▶ GOAL OF THE EXERCISE: Count how many lines contain the word "emit". Respond with the number alone.

Rows from a dataset:
━━━━━━━━━━━━━━━━

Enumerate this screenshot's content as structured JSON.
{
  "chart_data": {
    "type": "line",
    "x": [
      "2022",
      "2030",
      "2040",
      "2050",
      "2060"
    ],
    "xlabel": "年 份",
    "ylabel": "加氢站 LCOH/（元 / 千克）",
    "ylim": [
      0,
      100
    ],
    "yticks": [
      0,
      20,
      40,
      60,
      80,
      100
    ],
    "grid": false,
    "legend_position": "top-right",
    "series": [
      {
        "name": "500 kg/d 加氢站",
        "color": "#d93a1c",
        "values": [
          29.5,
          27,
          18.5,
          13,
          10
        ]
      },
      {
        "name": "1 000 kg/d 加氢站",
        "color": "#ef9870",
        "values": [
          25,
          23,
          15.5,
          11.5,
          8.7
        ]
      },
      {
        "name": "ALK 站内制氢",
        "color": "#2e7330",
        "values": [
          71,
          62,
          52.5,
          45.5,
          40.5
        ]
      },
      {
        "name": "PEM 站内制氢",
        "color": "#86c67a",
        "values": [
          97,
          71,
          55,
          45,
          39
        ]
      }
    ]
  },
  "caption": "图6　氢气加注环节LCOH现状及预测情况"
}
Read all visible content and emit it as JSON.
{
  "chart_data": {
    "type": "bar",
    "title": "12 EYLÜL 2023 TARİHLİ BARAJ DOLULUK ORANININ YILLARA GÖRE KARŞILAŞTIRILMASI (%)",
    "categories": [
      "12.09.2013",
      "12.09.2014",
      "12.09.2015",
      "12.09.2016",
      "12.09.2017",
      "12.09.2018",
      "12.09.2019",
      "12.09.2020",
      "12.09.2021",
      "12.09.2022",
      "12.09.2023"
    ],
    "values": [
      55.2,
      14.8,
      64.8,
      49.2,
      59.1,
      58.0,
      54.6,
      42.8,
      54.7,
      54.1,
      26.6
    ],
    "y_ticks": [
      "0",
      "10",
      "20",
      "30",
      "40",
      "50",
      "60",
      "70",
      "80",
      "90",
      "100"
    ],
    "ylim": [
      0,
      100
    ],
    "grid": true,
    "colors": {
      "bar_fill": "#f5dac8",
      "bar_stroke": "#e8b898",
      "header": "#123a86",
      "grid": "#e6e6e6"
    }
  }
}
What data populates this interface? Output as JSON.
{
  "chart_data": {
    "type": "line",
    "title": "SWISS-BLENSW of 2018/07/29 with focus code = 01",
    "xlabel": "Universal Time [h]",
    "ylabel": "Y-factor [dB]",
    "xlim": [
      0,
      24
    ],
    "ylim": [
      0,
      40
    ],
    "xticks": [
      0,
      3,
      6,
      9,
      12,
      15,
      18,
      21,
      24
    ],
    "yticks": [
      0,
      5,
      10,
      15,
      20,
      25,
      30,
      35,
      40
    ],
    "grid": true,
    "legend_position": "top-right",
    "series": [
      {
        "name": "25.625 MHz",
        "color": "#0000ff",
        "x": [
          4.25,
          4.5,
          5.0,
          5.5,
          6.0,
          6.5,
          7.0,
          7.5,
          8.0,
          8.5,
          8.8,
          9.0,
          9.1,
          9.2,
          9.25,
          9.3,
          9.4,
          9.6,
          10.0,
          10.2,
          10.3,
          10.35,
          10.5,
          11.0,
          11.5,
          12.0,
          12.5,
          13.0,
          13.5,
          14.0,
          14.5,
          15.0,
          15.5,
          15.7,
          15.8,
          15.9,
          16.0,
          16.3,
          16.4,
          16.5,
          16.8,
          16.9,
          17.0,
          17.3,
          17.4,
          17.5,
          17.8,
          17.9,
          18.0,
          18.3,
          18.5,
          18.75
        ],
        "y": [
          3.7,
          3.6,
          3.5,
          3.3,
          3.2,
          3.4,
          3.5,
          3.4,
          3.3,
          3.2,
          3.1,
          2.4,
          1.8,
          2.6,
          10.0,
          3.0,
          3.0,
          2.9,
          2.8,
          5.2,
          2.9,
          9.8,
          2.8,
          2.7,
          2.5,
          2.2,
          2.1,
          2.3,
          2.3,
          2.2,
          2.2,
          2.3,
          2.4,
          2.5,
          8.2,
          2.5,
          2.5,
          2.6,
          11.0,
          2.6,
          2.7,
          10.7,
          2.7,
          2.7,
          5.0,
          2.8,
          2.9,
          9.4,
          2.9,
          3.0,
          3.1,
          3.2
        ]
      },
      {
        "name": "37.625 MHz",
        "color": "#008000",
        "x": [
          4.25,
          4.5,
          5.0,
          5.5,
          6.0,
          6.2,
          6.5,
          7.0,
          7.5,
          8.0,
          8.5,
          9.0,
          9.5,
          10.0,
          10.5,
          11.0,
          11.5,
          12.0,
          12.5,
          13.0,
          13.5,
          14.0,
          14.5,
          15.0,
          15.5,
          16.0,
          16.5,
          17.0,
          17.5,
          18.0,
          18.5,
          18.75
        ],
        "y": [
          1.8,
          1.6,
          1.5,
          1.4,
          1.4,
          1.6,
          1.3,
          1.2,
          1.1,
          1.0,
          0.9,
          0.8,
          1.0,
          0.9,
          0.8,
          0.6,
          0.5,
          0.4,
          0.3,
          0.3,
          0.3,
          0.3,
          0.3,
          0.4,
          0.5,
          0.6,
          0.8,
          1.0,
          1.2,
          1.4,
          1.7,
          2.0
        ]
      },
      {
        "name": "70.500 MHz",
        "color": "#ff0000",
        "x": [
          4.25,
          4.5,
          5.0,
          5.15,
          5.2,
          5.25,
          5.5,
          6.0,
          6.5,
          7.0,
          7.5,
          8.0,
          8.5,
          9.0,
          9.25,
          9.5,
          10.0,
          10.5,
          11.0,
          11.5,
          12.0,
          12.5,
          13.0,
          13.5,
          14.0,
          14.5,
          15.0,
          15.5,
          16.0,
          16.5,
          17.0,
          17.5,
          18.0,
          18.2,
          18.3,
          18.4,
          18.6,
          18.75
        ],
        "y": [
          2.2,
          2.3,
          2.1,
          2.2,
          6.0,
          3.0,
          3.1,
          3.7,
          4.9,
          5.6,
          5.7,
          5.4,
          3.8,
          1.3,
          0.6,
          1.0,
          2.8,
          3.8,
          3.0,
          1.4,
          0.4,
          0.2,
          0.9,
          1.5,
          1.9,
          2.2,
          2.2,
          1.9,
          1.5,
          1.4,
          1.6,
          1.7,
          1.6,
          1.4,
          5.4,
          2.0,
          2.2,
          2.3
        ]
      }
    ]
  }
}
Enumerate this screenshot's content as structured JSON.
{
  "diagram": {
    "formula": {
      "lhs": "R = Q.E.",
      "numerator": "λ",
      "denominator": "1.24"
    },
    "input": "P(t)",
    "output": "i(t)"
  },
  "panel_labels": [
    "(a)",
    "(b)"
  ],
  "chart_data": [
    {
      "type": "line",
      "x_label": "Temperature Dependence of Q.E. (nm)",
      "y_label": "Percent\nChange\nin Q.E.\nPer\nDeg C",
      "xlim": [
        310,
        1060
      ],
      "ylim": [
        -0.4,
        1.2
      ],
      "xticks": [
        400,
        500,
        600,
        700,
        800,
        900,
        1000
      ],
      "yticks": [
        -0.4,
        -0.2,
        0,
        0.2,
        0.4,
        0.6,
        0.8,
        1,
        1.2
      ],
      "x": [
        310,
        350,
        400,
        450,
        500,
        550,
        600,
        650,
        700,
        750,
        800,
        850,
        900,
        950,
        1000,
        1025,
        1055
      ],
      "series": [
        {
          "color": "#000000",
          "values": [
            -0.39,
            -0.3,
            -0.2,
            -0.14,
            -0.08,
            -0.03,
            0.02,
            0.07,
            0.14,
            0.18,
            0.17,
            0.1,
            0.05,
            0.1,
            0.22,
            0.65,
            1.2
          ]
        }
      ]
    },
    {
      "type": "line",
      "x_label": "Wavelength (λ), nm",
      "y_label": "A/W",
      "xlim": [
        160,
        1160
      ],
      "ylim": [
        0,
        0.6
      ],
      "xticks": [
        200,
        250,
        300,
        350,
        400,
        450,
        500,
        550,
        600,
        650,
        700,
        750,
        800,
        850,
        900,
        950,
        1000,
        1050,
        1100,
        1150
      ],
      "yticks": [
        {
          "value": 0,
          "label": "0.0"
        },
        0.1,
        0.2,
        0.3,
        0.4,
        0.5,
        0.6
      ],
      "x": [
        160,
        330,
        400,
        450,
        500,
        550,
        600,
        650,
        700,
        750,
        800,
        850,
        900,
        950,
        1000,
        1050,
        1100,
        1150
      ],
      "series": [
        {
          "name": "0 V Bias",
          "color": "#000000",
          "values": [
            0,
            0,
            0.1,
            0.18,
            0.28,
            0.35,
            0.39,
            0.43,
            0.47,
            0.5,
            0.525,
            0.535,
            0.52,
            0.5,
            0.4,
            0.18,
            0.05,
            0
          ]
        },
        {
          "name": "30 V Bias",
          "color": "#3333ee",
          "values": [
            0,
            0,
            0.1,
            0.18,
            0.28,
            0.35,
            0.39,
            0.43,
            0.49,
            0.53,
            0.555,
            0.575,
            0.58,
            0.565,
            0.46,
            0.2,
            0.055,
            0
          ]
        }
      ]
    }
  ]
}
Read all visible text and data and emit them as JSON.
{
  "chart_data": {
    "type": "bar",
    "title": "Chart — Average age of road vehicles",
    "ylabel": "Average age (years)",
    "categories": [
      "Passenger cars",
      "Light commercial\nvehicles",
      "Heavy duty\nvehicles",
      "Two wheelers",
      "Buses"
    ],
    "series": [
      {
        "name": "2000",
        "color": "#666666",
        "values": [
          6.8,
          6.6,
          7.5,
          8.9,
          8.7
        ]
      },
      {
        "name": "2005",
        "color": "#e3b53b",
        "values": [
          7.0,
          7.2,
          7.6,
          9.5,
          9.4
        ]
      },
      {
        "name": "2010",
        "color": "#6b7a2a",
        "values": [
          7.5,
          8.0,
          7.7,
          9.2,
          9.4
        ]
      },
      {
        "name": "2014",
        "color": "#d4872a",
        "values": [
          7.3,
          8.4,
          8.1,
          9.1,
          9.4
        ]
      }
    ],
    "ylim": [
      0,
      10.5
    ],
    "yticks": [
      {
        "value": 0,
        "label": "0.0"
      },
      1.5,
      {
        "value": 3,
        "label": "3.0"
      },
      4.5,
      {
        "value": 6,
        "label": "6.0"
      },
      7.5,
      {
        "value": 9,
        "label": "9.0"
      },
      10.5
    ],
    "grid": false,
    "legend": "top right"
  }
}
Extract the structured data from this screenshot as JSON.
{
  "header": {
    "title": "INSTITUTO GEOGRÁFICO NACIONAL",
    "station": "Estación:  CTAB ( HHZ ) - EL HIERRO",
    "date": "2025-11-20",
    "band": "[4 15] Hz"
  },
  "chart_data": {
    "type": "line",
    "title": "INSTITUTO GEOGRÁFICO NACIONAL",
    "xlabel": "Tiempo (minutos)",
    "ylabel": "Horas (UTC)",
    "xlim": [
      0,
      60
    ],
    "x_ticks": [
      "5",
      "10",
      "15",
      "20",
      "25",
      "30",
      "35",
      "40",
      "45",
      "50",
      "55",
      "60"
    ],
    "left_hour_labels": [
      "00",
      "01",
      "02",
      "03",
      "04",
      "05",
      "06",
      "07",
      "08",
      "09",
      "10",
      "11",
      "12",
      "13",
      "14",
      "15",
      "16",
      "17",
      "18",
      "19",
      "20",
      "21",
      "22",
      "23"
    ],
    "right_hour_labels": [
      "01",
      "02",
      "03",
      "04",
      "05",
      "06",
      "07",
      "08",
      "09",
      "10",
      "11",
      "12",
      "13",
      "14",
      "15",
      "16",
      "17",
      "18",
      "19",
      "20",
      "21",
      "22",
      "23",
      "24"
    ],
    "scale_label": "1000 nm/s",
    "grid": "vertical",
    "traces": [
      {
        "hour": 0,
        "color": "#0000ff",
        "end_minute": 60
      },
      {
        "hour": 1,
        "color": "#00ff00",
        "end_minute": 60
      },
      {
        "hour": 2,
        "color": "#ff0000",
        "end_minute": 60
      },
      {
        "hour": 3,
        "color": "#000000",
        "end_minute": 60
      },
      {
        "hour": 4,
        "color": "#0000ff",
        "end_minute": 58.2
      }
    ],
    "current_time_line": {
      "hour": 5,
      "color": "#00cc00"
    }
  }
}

━━━━━━━━━━━━━━━━

▶ ANSWER TO THE TASK: 2